WHAT YOU NEED TO DO =
Without omitting anything, return the records precisely as given.

┌──

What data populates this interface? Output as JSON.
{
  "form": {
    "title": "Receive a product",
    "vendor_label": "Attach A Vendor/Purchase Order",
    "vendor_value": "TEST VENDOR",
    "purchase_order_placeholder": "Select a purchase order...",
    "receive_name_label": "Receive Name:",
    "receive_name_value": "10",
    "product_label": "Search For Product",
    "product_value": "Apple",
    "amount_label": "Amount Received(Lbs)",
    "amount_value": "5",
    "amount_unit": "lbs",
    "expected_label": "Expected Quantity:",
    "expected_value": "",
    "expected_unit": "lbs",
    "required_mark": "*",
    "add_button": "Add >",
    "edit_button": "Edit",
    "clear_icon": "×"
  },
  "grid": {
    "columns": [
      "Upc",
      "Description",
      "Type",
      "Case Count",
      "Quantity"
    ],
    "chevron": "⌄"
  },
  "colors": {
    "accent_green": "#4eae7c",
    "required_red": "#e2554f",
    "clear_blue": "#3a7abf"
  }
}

└──

THE ANSWER =
What data populates this interface? Output as JSON.
{
  "form": {
    "title": "Receive a product",
    "vendor_label": "Attach A Vendor/Purchase Order",
    "vendor_value": "TEST VENDOR",
    "purchase_order_placeholder": "Select a purchase order...",
    "receive_name_label": "Receive Name:",
    "receive_name_value": "10",
    "product_label": "Search For Product",
    "product_value": "Apple",
    "amount_label": "Amount Received(Lbs)",
    "amount_value": "5",
    "amount_unit": "lbs",
    "expected_label": "Expected Quantity:",
    "expected_value": "",
    "expected_unit": "lbs",
    "required_mark": "*",
    "add_button": "Add >",
    "edit_button": "Edit",
    "clear_icon": "×"
  },
  "grid": {
    "columns": [
      "Upc",
      "Description",
      "Type",
      "Case Count",
      "Quantity"
    ],
    "chevron": "⌄"
  },
  "colors": {
    "accent_green": "#4eae7c",
    "required_red": "#e2554f",
    "clear_blue": "#3a7abf"
  }
}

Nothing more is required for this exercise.